→ **Data extract**:
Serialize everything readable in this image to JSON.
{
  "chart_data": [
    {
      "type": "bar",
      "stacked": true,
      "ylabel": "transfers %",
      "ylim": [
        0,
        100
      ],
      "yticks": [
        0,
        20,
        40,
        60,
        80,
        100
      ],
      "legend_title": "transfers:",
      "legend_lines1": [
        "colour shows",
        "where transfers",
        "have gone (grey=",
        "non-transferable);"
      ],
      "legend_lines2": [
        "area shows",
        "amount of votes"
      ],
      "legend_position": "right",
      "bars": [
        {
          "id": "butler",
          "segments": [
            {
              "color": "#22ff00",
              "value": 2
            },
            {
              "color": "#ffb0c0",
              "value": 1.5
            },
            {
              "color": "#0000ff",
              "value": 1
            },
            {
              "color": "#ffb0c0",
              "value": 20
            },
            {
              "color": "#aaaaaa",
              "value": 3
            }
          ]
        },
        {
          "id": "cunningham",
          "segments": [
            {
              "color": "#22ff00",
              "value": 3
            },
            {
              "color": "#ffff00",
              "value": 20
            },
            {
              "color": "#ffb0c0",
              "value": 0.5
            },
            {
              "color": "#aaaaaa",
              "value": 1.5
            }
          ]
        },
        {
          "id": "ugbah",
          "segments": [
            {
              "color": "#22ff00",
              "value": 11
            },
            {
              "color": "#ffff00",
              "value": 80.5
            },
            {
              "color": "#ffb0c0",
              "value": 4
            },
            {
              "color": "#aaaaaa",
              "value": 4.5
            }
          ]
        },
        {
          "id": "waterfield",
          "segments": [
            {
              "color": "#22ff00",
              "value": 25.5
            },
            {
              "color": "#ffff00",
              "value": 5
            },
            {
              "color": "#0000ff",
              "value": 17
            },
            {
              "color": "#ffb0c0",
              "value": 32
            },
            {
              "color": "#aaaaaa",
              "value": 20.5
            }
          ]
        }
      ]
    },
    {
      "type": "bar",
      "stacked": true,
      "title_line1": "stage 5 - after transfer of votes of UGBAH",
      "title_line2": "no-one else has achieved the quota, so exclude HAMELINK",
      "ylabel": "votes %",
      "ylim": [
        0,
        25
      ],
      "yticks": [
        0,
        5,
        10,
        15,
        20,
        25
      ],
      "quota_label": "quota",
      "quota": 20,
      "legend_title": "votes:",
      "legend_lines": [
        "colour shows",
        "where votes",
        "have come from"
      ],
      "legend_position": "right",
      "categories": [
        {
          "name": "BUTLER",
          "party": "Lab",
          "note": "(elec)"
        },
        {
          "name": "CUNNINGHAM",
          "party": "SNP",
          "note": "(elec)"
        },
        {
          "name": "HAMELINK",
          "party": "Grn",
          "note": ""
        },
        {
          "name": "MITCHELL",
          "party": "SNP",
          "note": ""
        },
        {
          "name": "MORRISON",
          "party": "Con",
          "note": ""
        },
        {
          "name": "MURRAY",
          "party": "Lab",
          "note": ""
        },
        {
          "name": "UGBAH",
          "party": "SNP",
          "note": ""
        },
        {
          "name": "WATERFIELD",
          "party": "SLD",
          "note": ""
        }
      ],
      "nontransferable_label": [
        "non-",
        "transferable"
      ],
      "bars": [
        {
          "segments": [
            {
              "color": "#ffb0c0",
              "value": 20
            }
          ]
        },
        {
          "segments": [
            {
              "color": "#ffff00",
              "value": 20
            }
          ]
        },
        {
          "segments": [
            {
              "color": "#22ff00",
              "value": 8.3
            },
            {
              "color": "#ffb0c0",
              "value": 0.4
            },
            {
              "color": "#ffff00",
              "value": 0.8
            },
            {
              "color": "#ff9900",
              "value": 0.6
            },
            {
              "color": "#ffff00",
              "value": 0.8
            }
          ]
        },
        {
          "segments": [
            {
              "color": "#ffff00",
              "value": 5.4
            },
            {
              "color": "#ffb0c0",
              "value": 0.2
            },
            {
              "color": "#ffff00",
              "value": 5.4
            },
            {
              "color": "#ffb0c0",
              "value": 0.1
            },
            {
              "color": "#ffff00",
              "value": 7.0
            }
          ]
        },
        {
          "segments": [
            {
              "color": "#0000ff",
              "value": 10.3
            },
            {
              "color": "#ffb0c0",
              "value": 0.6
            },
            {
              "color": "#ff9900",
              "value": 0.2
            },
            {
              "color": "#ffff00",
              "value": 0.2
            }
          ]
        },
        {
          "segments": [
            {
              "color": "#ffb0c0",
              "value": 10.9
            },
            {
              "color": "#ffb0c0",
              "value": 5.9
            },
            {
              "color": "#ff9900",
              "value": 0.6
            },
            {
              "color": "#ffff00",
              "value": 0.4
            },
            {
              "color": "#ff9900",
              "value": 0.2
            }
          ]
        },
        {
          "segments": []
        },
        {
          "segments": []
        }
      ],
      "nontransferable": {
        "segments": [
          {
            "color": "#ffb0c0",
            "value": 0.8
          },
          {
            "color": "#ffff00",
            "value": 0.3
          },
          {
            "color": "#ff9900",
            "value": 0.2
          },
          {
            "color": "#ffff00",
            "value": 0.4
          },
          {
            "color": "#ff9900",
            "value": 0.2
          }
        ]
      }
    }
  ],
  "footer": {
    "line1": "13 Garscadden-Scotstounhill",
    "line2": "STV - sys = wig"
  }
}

→ **Required task**: What is the number of lines in the records above that include the word "HAMELINK"? Reply with that number and nothing more.

→ **Solution to this problem**: 2